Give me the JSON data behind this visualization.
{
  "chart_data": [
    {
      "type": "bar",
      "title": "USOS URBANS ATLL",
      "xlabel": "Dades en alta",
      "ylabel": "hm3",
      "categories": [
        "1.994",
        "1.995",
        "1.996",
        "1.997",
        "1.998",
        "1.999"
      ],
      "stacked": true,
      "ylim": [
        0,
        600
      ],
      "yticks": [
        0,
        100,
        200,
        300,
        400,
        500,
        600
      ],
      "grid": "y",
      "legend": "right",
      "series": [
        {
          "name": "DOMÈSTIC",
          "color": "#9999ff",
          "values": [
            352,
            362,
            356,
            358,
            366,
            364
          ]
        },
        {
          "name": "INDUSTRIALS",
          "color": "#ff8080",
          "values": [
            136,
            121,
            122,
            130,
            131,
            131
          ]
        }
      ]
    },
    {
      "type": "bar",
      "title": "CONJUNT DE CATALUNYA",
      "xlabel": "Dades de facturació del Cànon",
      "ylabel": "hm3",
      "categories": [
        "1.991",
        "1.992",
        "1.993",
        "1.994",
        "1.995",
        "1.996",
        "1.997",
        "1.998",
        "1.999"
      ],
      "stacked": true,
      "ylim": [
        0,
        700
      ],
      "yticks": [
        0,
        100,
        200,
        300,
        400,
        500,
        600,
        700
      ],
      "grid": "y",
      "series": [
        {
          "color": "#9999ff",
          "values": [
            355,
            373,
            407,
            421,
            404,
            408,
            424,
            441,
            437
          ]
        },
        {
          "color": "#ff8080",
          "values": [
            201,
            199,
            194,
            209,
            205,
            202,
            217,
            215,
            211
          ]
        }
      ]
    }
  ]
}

Work to complete:
Write out the complete set of records exactly as given.

Exercise response:
Give me the JSON data behind this visualization.
{
  "chart_data": [
    {
      "type": "bar",
      "title": "USOS URBANS ATLL",
      "xlabel": "Dades en alta",
      "ylabel": "hm3",
      "categories": [
        "1.994",
        "1.995",
        "1.996",
        "1.997",
        "1.998",
        "1.999"
      ],
      "stacked": true,
      "ylim": [
        0,
        600
      ],
      "yticks": [
        0,
        100,
        200,
        300,
        400,
        500,
        600
      ],
      "grid": "y",
      "legend": "right",
      "series": [
        {
          "name": "DOMÈSTIC",
          "color": "#9999ff",
          "values": [
            352,
            362,
            356,
            358,
            366,
            364
          ]
        },
        {
          "name": "INDUSTRIALS",
          "color": "#ff8080",
          "values": [
            136,
            121,
            122,
            130,
            131,
            131
          ]
        }
      ]
    },
    {
      "type": "bar",
      "title": "CONJUNT DE CATALUNYA",
      "xlabel": "Dades de facturació del Cànon",
      "ylabel": "hm3",
      "categories": [
        "1.991",
        "1.992",
        "1.993",
        "1.994",
        "1.995",
        "1.996",
        "1.997",
        "1.998",
        "1.999"
      ],
      "stacked": true,
      "ylim": [
        0,
        700
      ],
      "yticks": [
        0,
        100,
        200,
        300,
        400,
        500,
        600,
        700
      ],
      "grid": "y",
      "series": [
        {
          "color": "#9999ff",
          "values": [
            355,
            373,
            407,
            421,
            404,
            408,
            424,
            441,
            437
          ]
        },
        {
          "color": "#ff8080",
          "values": [
            201,
            199,
            194,
            209,
            205,
            202,
            217,
            215,
            211
          ]
        }
      ]
    }
  ]
}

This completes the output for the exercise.